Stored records
***

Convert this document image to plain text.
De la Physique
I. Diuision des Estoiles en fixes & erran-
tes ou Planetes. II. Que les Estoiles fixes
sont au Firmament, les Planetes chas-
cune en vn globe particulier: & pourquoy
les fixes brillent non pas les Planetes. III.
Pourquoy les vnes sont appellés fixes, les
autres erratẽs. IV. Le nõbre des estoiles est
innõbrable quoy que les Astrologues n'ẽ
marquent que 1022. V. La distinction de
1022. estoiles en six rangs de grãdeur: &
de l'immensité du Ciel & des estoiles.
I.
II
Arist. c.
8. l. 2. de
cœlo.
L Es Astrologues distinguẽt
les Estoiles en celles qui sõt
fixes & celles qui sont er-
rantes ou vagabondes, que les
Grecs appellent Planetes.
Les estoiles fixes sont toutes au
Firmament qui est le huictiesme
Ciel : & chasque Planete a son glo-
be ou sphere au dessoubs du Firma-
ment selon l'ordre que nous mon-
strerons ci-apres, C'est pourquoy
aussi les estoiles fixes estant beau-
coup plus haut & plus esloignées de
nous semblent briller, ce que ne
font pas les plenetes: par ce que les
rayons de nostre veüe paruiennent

***

Take the data above and return it exactly.

Convert this document image to plain text.
De la Physique
I. Diuision des Estoiles en fixes & erran-
tes ou Planetes. II. Que les Estoiles fixes
sont au Firmament, les Planetes chas-
cune en vn globe particulier: & pourquoy
les fixes brillent non pas les Planetes. III.
Pourquoy les vnes sont appellés fixes, les
autres erratẽs. IV. Le nõbre des estoiles est
innõbrable quoy que les Astrologues n'ẽ
marquent que 1022. V. La distinction de
1022. estoiles en six rangs de grãdeur: &
de l'immensité du Ciel & des estoiles.
I.
II
Arist. c.
8. l. 2. de
cœlo.
L Es Astrologues distinguẽt
les Estoiles en celles qui sõt
fixes & celles qui sont er-
rantes ou vagabondes, que les
Grecs appellent Planetes.
Les estoiles fixes sont toutes au
Firmament qui est le huictiesme
Ciel : & chasque Planete a son glo-
be ou sphere au dessoubs du Firma-
ment selon l'ordre que nous mon-
strerons ci-apres, C'est pourquoy
aussi les estoiles fixes estant beau-
coup plus haut & plus esloignées de
nous semblent briller, ce que ne
font pas les plenetes: par ce que les
rayons de nostre veüe paruiennent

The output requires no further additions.